> Task requirements:
Omit images. Retype all entries verbatim.

[Start Exercise input]

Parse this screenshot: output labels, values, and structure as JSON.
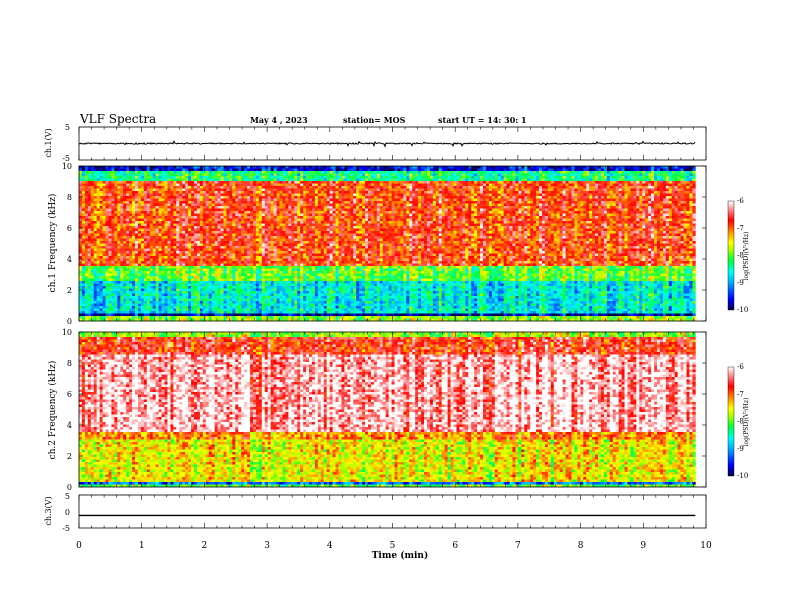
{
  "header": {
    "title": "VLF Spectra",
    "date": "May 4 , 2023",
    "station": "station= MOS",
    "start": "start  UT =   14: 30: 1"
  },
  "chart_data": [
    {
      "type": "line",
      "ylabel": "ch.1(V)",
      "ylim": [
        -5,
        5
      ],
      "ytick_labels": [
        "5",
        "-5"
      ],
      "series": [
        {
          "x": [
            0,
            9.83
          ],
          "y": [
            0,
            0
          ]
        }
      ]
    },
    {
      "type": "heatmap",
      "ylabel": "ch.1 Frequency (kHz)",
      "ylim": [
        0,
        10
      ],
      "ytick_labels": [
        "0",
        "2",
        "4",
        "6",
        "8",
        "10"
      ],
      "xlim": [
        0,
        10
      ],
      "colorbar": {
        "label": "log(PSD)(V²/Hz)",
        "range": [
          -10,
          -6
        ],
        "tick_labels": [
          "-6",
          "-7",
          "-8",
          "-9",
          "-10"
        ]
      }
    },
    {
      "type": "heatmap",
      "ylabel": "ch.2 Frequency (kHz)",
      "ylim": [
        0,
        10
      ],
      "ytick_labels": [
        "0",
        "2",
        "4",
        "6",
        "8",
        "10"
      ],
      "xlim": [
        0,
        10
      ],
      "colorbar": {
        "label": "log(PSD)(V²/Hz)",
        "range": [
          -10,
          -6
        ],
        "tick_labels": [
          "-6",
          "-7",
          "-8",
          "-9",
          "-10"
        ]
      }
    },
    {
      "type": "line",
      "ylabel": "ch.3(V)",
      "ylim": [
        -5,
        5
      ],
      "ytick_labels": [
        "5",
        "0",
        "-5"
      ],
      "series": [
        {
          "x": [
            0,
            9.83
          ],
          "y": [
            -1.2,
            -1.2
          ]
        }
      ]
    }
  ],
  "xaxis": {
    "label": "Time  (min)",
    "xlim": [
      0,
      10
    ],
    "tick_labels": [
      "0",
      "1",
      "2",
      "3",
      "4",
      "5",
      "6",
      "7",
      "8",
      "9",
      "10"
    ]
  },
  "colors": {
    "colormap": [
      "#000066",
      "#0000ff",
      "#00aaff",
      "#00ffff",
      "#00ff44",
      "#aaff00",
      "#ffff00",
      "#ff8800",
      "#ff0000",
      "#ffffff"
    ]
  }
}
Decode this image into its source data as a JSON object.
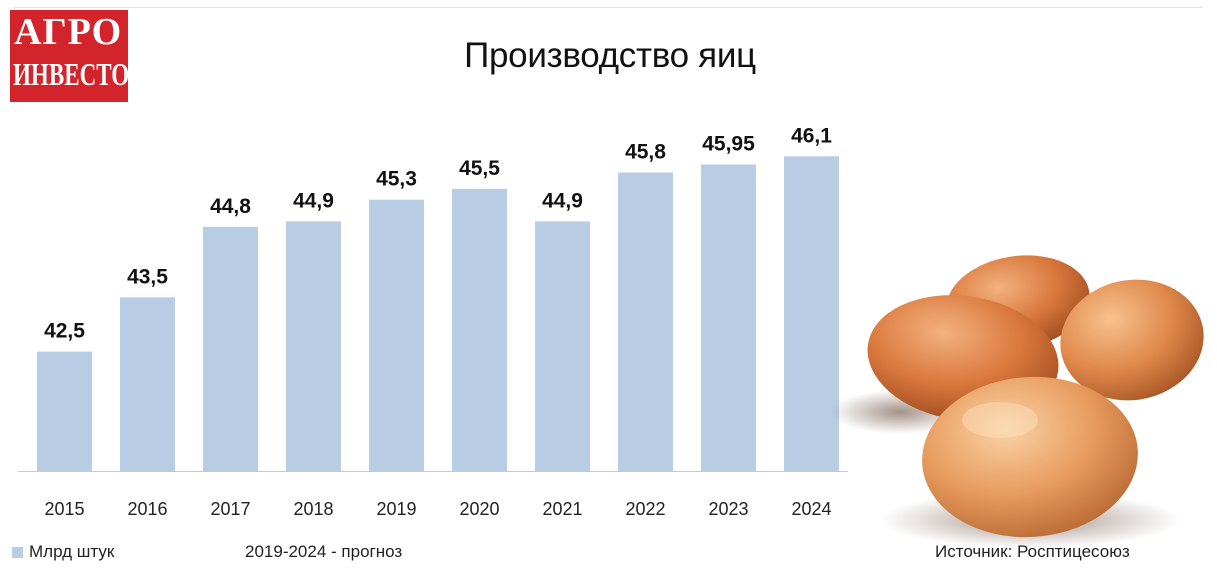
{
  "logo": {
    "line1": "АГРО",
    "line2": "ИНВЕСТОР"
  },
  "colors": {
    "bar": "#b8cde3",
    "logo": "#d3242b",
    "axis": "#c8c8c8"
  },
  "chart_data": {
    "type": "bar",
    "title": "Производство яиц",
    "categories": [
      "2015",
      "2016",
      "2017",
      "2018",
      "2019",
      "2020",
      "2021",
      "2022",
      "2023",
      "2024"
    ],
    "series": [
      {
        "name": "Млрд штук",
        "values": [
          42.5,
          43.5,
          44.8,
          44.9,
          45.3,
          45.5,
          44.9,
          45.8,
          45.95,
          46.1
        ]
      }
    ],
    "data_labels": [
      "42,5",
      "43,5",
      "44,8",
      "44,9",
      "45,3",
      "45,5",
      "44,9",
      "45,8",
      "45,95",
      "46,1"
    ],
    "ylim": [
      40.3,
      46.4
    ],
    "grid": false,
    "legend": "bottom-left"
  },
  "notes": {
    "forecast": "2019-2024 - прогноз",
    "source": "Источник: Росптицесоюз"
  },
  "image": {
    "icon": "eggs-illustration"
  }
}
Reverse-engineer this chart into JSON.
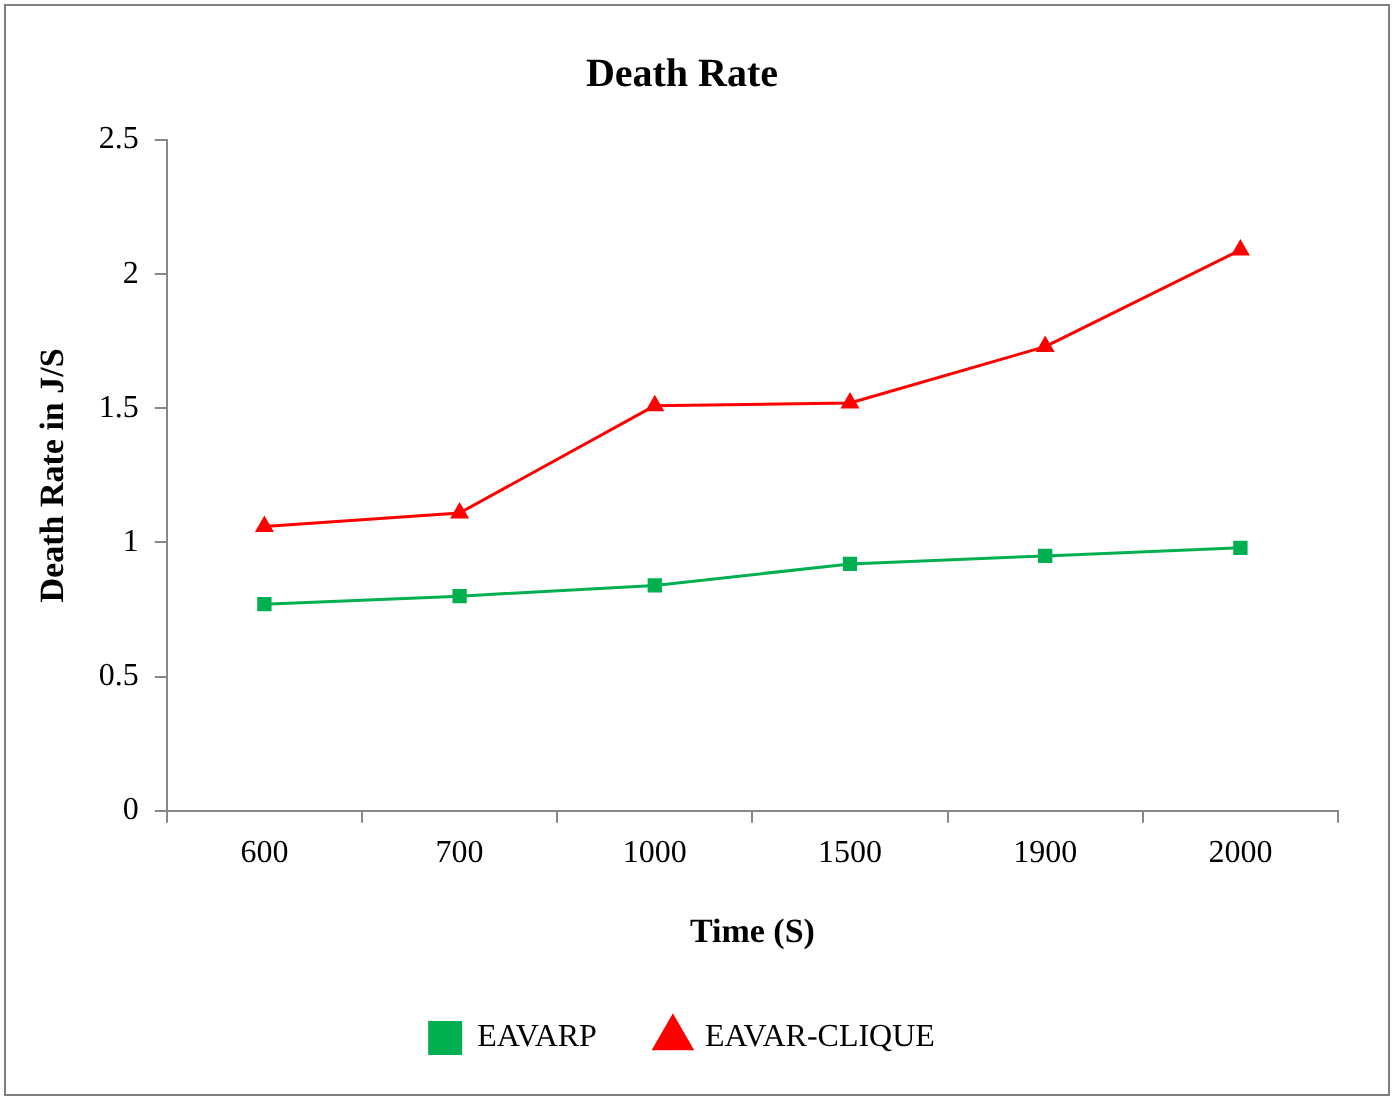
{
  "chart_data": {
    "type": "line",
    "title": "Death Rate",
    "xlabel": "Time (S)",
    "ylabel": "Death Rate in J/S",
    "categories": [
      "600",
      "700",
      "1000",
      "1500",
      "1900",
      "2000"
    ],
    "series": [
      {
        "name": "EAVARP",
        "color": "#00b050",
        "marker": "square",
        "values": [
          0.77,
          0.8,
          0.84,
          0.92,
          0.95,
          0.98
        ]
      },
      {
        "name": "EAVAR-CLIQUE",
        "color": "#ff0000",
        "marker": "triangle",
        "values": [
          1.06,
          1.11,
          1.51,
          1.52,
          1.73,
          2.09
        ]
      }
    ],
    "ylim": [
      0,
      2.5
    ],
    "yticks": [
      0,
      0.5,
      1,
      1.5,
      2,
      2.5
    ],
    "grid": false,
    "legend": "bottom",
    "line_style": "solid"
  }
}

[End Exercise input]

> Finished answer:
Parse this screenshot: output labels, values, and structure as JSON.
{
  "header": {
    "title": "VLF Spectra",
    "date": "May 4 , 2023",
    "station": "station= MOS",
    "start": "start  UT =   14: 30: 1"
  },
  "chart_data": [
    {
      "type": "line",
      "ylabel": "ch.1(V)",
      "ylim": [
        -5,
        5
      ],
      "ytick_labels": [
        "5",
        "-5"
      ],
      "series": [
        {
          "x": [
            0,
            9.83
          ],
          "y": [
            0,
            0
          ]
        }
      ]
    },
    {
      "type": "heatmap",
      "ylabel": "ch.1 Frequency (kHz)",
      "ylim": [
        0,
        10
      ],
      "ytick_labels": [
        "0",
        "2",
        "4",
        "6",
        "8",
        "10"
      ],
      "xlim": [
        0,
        10
      ],
      "colorbar": {
        "label": "log(PSD)(V²/Hz)",
        "range": [
          -10,
          -6
        ],
        "tick_labels": [
          "-6",
          "-7",
          "-8",
          "-9",
          "-10"
        ]
      }
    },
    {
      "type": "heatmap",
      "ylabel": "ch.2 Frequency (kHz)",
      "ylim": [
        0,
        10
      ],
      "ytick_labels": [
        "0",
        "2",
        "4",
        "6",
        "8",
        "10"
      ],
      "xlim": [
        0,
        10
      ],
      "colorbar": {
        "label": "log(PSD)(V²/Hz)",
        "range": [
          -10,
          -6
        ],
        "tick_labels": [
          "-6",
          "-7",
          "-8",
          "-9",
          "-10"
        ]
      }
    },
    {
      "type": "line",
      "ylabel": "ch.3(V)",
      "ylim": [
        -5,
        5
      ],
      "ytick_labels": [
        "5",
        "0",
        "-5"
      ],
      "series": [
        {
          "x": [
            0,
            9.83
          ],
          "y": [
            -1.2,
            -1.2
          ]
        }
      ]
    }
  ],
  "xaxis": {
    "label": "Time  (min)",
    "xlim": [
      0,
      10
    ],
    "tick_labels": [
      "0",
      "1",
      "2",
      "3",
      "4",
      "5",
      "6",
      "7",
      "8",
      "9",
      "10"
    ]
  },
  "colors": {
    "colormap": [
      "#000066",
      "#0000ff",
      "#00aaff",
      "#00ffff",
      "#00ff44",
      "#aaff00",
      "#ffff00",
      "#ff8800",
      "#ff0000",
      "#ffffff"
    ]
  }
}
Decode this image into its source data as a JSON object.
{
  "logo": {
    "line1": "АГРО",
    "line2": "ИНВЕСТОР"
  },
  "colors": {
    "bar": "#b8cde3",
    "logo": "#d3242b",
    "axis": "#c8c8c8"
  },
  "chart_data": {
    "type": "bar",
    "title": "Производство яиц",
    "categories": [
      "2015",
      "2016",
      "2017",
      "2018",
      "2019",
      "2020",
      "2021",
      "2022",
      "2023",
      "2024"
    ],
    "series": [
      {
        "name": "Млрд штук",
        "values": [
          42.5,
          43.5,
          44.8,
          44.9,
          45.3,
          45.5,
          44.9,
          45.8,
          45.95,
          46.1
        ]
      }
    ],
    "data_labels": [
      "42,5",
      "43,5",
      "44,8",
      "44,9",
      "45,3",
      "45,5",
      "44,9",
      "45,8",
      "45,95",
      "46,1"
    ],
    "ylim": [
      40.3,
      46.4
    ],
    "grid": false,
    "legend": "bottom-left"
  },
  "notes": {
    "forecast": "2019-2024 - прогноз",
    "source": "Источник: Росптицесоюз"
  },
  "image": {
    "icon": "eggs-illustration"
  }
}
Reverse-engineer this chart into JSON.
{
  "chart_data": {
    "type": "line",
    "title": "Death Rate",
    "xlabel": "Time (S)",
    "ylabel": "Death Rate in J/S",
    "categories": [
      "600",
      "700",
      "1000",
      "1500",
      "1900",
      "2000"
    ],
    "series": [
      {
        "name": "EAVARP",
        "color": "#00b050",
        "marker": "square",
        "values": [
          0.77,
          0.8,
          0.84,
          0.92,
          0.95,
          0.98
        ]
      },
      {
        "name": "EAVAR-CLIQUE",
        "color": "#ff0000",
        "marker": "triangle",
        "values": [
          1.06,
          1.11,
          1.51,
          1.52,
          1.73,
          2.09
        ]
      }
    ],
    "ylim": [
      0,
      2.5
    ],
    "yticks": [
      0,
      0.5,
      1,
      1.5,
      2,
      2.5
    ],
    "grid": false,
    "legend": "bottom",
    "line_style": "solid"
  }
}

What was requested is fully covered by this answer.